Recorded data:

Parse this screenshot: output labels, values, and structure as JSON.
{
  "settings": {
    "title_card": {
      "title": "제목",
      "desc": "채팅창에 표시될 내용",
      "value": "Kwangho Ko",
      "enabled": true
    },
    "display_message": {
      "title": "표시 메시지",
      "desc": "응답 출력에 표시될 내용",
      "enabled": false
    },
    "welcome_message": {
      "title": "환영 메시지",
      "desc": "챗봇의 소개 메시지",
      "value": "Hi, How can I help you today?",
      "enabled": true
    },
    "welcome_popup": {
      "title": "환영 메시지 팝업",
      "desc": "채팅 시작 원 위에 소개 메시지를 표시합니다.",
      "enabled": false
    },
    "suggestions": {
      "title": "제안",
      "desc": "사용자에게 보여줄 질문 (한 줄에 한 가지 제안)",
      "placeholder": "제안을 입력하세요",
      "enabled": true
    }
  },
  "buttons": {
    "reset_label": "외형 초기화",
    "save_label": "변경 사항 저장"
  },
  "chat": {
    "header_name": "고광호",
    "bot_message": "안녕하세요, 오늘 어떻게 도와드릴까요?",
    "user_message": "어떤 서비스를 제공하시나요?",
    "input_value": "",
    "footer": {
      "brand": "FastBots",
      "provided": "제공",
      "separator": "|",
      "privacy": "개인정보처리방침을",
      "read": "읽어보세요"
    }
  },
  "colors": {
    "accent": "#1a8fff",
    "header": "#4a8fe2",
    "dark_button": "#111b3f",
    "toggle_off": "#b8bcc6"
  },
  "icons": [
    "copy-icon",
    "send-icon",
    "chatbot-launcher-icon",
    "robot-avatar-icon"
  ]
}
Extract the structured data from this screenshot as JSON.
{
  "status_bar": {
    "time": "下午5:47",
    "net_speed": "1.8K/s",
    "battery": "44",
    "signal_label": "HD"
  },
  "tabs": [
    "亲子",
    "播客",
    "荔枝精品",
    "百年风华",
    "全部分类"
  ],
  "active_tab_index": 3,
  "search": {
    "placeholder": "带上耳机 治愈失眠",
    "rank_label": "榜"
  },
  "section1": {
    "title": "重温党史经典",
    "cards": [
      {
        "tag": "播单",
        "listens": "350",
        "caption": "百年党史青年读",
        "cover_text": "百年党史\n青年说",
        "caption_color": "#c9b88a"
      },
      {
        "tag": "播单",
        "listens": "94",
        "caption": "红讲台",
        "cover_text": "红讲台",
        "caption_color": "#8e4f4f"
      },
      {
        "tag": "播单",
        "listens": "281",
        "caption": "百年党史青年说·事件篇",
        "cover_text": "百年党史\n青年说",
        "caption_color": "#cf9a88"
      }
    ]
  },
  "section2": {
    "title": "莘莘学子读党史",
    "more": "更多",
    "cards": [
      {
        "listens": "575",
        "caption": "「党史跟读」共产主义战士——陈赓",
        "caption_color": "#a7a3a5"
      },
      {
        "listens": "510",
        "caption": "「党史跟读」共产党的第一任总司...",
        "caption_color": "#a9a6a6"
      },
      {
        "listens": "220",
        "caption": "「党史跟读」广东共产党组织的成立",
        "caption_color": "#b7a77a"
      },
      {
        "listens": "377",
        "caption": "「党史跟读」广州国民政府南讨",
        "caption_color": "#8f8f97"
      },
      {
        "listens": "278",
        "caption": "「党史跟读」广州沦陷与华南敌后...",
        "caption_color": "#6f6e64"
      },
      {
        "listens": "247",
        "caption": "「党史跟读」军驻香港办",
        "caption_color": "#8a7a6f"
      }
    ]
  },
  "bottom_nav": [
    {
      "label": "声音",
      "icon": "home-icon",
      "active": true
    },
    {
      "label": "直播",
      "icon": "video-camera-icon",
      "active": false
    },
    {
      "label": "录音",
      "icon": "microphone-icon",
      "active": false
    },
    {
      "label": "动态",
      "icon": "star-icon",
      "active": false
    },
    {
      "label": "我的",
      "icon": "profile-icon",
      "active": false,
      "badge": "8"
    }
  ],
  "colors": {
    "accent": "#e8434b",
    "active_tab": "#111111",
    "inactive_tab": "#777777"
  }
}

Aim of the task: Locate the word "listens" in the entries, and copy every line where it is found.

Result:
        "listens": "350",
        "listens": "94",
        "listens": "281",
        "listens": "575",
        "listens": "510",
        "listens": "220",
        "listens": "377",
        "listens": "278",
        "listens": "247",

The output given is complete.